++++ Data for processing

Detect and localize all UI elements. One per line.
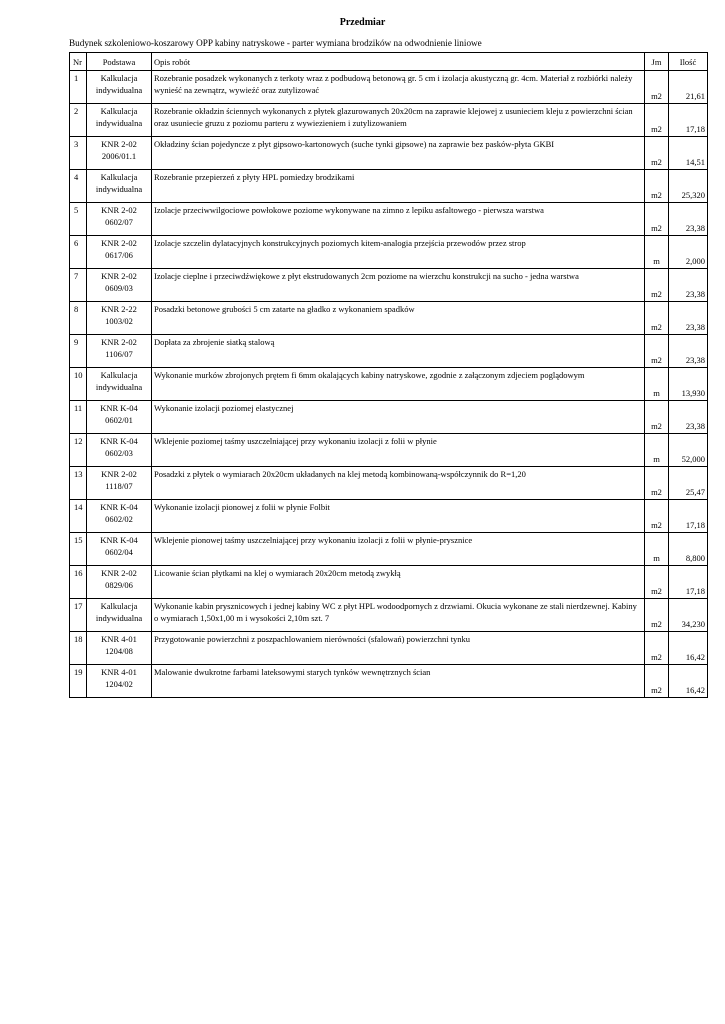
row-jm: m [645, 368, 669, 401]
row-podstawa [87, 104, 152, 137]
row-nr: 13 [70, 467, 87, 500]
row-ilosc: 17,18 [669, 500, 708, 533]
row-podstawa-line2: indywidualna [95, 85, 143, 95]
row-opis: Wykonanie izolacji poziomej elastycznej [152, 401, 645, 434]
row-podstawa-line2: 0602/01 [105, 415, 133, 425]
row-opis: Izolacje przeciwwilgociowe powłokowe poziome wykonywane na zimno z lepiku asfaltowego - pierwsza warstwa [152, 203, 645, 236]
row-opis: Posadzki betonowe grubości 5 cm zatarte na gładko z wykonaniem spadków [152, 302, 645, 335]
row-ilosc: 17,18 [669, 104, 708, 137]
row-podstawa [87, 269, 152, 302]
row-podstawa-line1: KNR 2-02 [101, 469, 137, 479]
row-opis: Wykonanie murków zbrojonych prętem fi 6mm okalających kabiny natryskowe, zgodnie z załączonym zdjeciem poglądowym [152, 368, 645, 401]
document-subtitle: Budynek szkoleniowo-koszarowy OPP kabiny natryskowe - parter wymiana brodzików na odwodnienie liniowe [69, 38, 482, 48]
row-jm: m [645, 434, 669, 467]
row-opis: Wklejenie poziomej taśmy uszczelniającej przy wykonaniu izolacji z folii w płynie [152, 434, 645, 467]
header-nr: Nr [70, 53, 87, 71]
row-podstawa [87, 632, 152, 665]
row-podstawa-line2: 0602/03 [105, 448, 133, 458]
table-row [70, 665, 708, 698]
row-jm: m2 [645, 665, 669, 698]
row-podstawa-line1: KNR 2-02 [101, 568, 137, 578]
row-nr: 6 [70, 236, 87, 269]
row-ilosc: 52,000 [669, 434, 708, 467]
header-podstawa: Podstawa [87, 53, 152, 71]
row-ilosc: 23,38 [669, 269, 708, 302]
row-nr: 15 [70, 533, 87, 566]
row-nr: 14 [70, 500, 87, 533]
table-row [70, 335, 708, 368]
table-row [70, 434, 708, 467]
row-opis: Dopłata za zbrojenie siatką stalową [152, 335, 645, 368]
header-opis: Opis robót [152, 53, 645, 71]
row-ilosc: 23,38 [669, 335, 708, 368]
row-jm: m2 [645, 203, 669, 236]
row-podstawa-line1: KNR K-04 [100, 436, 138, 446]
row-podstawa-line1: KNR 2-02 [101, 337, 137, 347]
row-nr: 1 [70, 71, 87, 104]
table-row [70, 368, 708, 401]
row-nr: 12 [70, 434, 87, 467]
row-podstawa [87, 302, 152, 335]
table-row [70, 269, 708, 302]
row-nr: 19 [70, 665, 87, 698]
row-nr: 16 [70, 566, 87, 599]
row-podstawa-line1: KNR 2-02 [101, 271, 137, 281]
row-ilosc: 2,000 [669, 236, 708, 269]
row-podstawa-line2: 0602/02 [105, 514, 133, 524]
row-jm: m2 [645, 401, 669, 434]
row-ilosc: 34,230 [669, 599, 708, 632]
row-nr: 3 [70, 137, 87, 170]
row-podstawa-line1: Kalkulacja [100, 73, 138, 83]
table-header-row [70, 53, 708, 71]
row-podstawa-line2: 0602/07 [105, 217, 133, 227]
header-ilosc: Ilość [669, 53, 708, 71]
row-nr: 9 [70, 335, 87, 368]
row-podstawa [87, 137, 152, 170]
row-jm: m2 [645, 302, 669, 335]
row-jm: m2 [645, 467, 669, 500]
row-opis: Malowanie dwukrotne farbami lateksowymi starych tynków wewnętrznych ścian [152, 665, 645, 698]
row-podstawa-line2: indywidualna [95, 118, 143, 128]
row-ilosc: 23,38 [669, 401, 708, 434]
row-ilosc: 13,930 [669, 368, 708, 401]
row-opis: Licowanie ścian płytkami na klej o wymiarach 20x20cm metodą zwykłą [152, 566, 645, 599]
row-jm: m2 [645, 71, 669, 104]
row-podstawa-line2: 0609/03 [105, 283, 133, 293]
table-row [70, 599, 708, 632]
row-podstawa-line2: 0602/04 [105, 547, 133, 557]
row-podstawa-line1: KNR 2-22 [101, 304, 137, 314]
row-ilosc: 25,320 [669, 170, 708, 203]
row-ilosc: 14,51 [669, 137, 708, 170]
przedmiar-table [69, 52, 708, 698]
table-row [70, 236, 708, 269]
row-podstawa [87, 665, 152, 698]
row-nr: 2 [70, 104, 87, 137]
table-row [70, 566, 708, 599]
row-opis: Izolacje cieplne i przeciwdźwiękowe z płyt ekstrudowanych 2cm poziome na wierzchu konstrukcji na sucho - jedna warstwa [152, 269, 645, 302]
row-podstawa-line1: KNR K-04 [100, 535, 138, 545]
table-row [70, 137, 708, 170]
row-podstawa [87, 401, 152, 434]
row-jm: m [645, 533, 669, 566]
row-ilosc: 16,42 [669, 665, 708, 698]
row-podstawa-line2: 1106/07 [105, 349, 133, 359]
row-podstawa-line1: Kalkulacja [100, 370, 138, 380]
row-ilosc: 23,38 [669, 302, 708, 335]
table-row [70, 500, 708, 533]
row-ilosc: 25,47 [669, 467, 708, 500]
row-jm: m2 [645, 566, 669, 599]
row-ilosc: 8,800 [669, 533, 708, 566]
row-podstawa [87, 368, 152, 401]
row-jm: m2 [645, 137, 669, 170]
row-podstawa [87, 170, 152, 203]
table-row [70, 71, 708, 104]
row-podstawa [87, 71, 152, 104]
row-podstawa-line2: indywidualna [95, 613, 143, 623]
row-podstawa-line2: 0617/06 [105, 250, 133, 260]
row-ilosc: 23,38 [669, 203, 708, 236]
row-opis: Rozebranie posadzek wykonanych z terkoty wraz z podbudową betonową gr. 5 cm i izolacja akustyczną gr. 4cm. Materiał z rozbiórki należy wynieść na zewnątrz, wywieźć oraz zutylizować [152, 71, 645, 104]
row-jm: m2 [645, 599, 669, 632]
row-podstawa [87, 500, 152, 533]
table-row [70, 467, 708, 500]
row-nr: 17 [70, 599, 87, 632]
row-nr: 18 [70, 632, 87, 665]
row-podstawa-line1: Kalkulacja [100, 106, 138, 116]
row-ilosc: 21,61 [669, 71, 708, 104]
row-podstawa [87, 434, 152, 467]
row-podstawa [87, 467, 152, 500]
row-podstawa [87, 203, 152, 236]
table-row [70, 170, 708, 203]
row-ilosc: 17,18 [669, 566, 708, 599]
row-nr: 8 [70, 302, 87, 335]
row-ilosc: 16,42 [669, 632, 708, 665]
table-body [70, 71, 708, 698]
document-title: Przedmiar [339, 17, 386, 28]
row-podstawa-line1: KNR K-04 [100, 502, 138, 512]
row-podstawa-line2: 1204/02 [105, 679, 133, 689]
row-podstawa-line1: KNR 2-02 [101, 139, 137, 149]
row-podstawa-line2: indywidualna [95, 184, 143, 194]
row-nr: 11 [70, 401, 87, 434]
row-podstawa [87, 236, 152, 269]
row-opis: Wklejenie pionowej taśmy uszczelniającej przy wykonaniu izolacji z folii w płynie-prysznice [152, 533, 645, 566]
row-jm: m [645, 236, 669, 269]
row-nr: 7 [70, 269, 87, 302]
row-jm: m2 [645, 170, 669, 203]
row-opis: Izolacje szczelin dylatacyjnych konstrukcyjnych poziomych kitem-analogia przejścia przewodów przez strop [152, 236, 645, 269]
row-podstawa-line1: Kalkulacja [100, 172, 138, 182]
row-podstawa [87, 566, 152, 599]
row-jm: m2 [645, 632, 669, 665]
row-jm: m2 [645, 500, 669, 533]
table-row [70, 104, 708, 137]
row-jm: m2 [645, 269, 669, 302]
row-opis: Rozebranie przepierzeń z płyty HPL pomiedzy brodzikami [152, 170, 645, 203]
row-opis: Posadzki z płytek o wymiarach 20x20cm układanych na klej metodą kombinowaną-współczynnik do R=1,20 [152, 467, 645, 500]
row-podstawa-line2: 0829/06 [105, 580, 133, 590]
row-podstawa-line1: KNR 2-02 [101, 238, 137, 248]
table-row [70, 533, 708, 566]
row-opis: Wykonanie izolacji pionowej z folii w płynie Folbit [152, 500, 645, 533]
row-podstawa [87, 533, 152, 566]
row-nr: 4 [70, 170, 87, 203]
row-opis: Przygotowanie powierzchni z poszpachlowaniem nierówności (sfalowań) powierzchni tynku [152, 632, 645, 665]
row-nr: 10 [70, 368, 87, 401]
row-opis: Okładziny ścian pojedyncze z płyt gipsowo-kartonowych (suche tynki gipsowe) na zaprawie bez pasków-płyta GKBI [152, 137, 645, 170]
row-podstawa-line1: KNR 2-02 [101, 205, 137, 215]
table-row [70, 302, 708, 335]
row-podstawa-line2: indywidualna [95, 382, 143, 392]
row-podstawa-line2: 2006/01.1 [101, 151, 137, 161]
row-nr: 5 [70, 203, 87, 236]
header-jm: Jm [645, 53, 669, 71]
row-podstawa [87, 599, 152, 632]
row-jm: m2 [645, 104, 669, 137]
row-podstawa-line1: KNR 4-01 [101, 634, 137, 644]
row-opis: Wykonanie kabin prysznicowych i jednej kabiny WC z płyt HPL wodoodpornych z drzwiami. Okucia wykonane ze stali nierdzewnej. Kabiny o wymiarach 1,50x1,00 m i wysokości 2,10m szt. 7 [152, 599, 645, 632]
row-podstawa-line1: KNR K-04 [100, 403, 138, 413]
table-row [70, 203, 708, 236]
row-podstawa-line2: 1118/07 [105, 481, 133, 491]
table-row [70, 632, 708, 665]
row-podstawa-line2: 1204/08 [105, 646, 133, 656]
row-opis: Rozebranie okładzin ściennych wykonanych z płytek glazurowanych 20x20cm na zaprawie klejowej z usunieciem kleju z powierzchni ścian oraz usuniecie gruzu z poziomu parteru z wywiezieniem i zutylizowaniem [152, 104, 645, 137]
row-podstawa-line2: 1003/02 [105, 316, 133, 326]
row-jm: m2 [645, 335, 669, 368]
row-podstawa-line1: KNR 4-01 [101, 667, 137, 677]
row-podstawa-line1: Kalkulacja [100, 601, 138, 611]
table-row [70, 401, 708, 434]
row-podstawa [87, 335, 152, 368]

++++++++

Filter the lines above, copying out each one that contains the string "metodą". Treat uppercase and lowercase letters as different.

## Expected answer
row-opis: Licowanie ścian płytkami na klej o wymiarach 20x20cm metodą zwykłą [152, 566, 645, 599]
row-opis: Posadzki z płytek o wymiarach 20x20cm układanych na klej metodą kombinowaną-współczynnik do R=1,20 [152, 467, 645, 500]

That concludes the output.